-- Aim --
Copy out the data below as written; omit any images.

-- Records contained in a dataset --
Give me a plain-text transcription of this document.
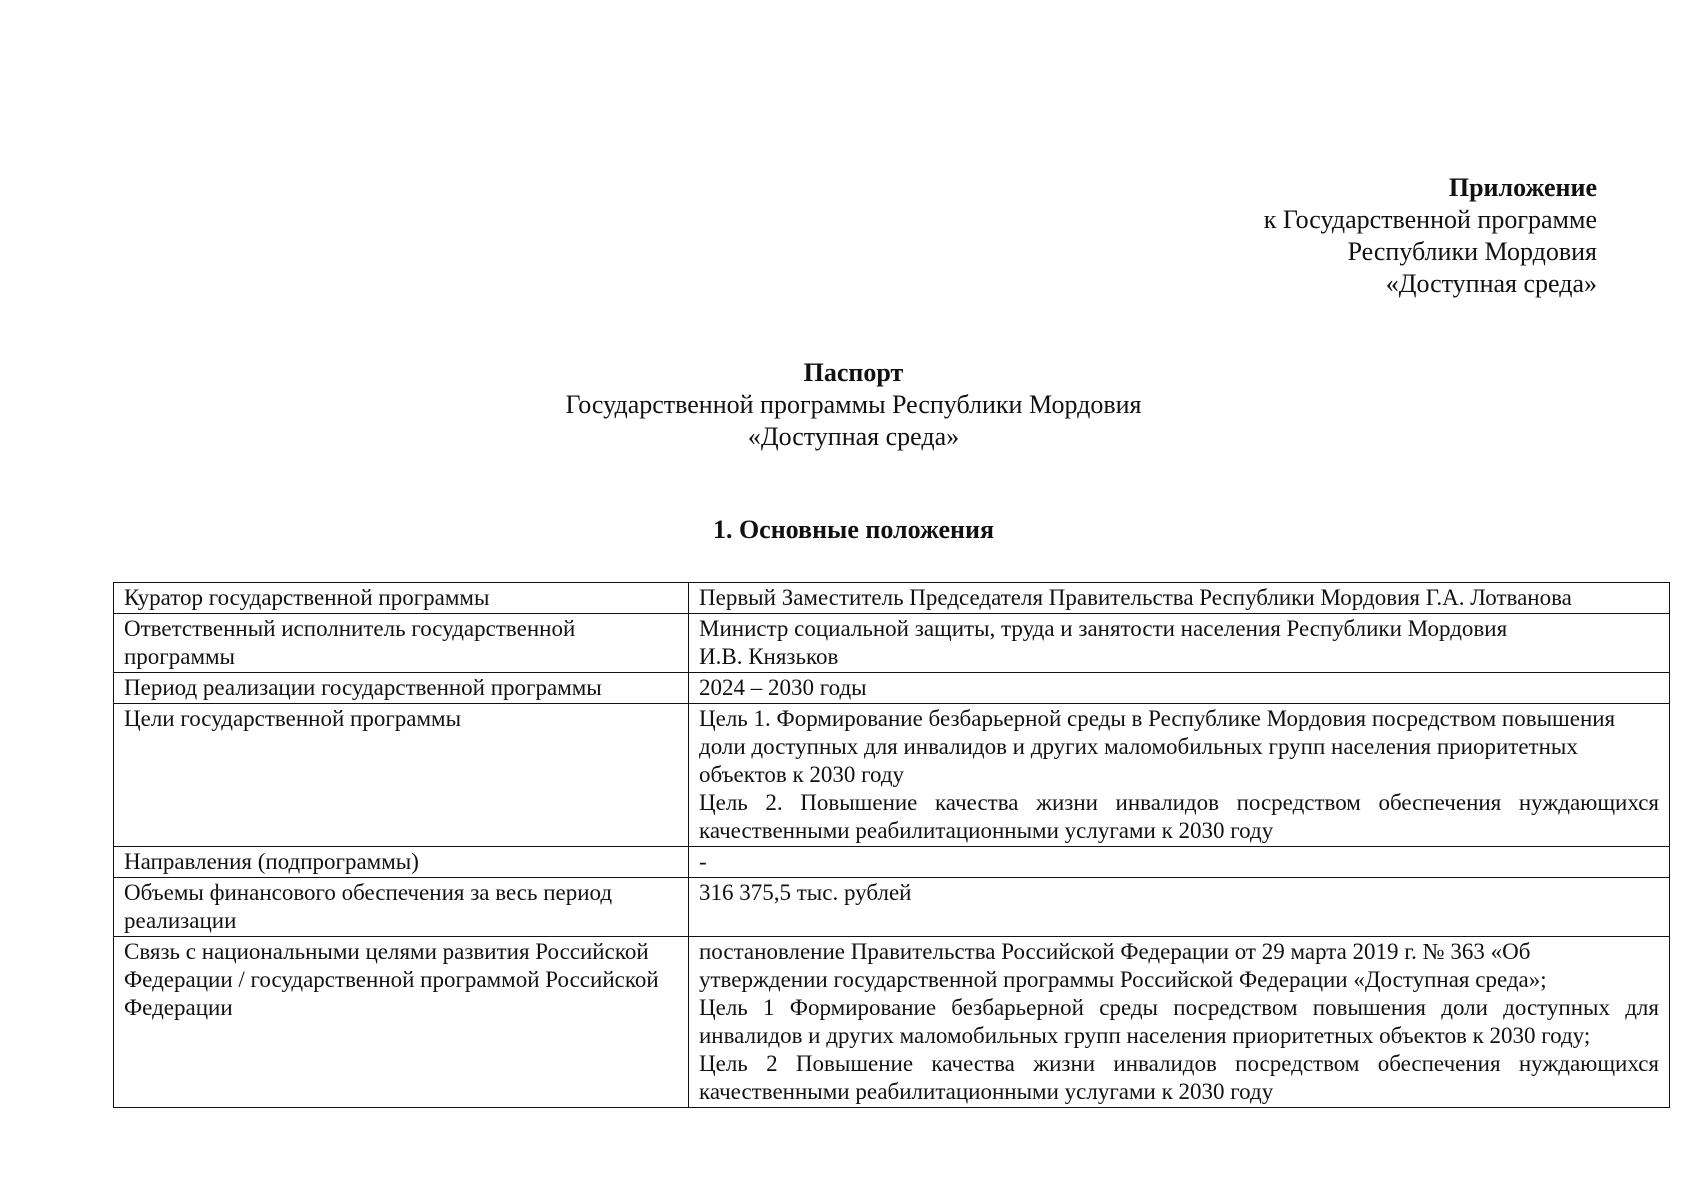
Приложение
к Государственной программе
Республики Мордовия
«Доступная среда»
Паспорт
Государственной программы Республики Мордовия
«Доступная среда»
1. Основные положения
Куратор государственной программы	Первый Заместитель Председателя Правительства Республики Мордовия Г.А. Лотванова

Ответственный исполнитель государственной программы	Министр социальной защиты, труда и занятости населения Республики Мордовия
И.В. Князьков

Период реализации государственной программы	2024 – 2030 годы

Цели государственной программы	Цель 1. Формирование безбарьерной среды в Республике Мордовия посредством повышения доли доступных для инвалидов и других маломобильных групп населения приоритетных объектов к 2030 году
Цель 2. Повышение качества жизни инвалидов посредством обеспечения нуждающихся качественными реабилитационными услугами к 2030 году

Направления (подпрограммы)	-

Объемы финансового обеспечения за весь период реализации	316 375,5 тыс. рублей

Связь с национальными целями развития Российской Федерации / государственной программой Российской Федерации	постановление Правительства Российской Федерации от 29 марта 2019 г. № 363 «Об утверждении государственной программы Российской Федерации «Доступная среда»;
Цель 1 Формирование безбарьерной среды посредством повышения доли доступных для инвалидов и других маломобильных групп населения приоритетных объектов к 2030 году;
Цель 2 Повышение качества жизни инвалидов посредством обеспечения нуждающихся качественными реабилитационными услугами к 2030 году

-- The answer --
Give me a plain-text transcription of this document.
Приложение
к Государственной программе
Республики Мордовия
«Доступная среда»
Паспорт
Государственной программы Республики Мордовия
«Доступная среда»
1. Основные положения
Куратор государственной программы	Первый Заместитель Председателя Правительства Республики Мордовия Г.А. Лотванова

Ответственный исполнитель государственной программы	Министр социальной защиты, труда и занятости населения Республики Мордовия
И.В. Князьков

Период реализации государственной программы	2024 – 2030 годы

Цели государственной программы	Цель 1. Формирование безбарьерной среды в Республике Мордовия посредством повышения доли доступных для инвалидов и других маломобильных групп населения приоритетных объектов к 2030 году
Цель 2. Повышение качества жизни инвалидов посредством обеспечения нуждающихся качественными реабилитационными услугами к 2030 году

Направления (подпрограммы)	-

Объемы финансового обеспечения за весь период реализации	316 375,5 тыс. рублей

Связь с национальными целями развития Российской Федерации / государственной программой Российской Федерации	постановление Правительства Российской Федерации от 29 марта 2019 г. № 363 «Об утверждении государственной программы Российской Федерации «Доступная среда»;
Цель 1 Формирование безбарьерной среды посредством повышения доли доступных для инвалидов и других маломобильных групп населения приоритетных объектов к 2030 году;
Цель 2 Повышение качества жизни инвалидов посредством обеспечения нуждающихся качественными реабилитационными услугами к 2030 году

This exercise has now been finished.